> [Input]
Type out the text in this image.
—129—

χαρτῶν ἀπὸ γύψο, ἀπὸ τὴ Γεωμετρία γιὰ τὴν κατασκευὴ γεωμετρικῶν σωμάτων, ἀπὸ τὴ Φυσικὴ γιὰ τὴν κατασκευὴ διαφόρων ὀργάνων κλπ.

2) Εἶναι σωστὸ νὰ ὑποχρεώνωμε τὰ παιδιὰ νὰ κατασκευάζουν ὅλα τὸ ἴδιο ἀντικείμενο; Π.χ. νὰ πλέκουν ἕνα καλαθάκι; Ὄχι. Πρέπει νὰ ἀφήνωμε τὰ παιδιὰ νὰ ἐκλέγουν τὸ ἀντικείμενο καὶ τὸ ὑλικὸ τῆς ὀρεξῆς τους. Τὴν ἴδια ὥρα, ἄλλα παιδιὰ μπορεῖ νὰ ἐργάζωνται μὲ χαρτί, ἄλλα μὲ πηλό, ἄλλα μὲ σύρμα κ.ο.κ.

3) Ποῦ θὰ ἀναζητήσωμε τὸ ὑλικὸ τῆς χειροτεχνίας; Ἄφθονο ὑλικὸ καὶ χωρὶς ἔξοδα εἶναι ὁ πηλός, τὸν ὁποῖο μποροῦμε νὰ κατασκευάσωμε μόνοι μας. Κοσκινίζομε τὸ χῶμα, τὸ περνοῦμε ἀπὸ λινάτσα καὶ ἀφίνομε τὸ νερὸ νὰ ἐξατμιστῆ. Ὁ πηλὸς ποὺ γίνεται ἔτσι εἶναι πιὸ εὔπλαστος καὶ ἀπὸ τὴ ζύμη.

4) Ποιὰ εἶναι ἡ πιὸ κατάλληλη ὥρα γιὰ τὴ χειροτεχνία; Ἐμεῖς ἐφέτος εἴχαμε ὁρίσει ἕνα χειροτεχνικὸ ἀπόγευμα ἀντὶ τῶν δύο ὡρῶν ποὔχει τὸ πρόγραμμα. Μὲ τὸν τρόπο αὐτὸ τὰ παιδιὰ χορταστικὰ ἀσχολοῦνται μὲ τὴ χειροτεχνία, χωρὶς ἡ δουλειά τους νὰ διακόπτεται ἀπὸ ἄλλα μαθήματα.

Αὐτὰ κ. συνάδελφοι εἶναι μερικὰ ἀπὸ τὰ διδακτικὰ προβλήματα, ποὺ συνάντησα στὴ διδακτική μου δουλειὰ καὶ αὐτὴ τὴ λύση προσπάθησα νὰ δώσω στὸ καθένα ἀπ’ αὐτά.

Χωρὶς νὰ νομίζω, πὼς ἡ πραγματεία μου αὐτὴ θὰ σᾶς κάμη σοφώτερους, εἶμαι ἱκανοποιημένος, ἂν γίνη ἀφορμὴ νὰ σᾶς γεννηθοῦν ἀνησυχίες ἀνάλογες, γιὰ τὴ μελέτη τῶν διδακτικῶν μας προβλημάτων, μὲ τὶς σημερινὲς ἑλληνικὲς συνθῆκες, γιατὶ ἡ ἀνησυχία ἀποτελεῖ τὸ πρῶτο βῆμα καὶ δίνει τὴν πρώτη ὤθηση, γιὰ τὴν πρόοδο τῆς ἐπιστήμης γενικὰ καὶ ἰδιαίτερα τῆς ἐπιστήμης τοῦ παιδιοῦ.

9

> [Direction]
List every line from the entries above in which "ἄλλα" appears.

> [Exercise answer]
2) Εἶναι σωστὸ νὰ ὑποχρεώνωμε τὰ παιδιὰ νὰ κατασκευάζουν ὅλα τὸ ἴδιο ἀντικείμενο; Π.χ. νὰ πλέκουν ἕνα καλαθάκι; Ὄχι. Πρέπει νὰ ἀφήνωμε τὰ παιδιὰ νὰ ἐκλέγουν τὸ ἀντικείμενο καὶ τὸ ὑλικὸ τῆς ὀρεξῆς τους. Τὴν ἴδια ὥρα, ἄλλα παιδιὰ μπορεῖ νὰ ἐργάζωνται μὲ χαρτί, ἄλλα μὲ πηλό, ἄλλα μὲ σύρμα κ.ο.κ.
4) Ποιὰ εἶναι ἡ πιὸ κατάλληλη ὥρα γιὰ τὴ χειροτεχνία; Ἐμεῖς ἐφέτος εἴχαμε ὁρίσει ἕνα χειροτεχνικὸ ἀπόγευμα ἀντὶ τῶν δύο ὡρῶν ποὔχει τὸ πρόγραμμα. Μὲ τὸν τρόπο αὐτὸ τὰ παιδιὰ χορταστικὰ ἀσχολοῦνται μὲ τὴ χειροτεχνία, χωρὶς ἡ δουλειά τους νὰ διακόπτεται ἀπὸ ἄλλα μαθήματα.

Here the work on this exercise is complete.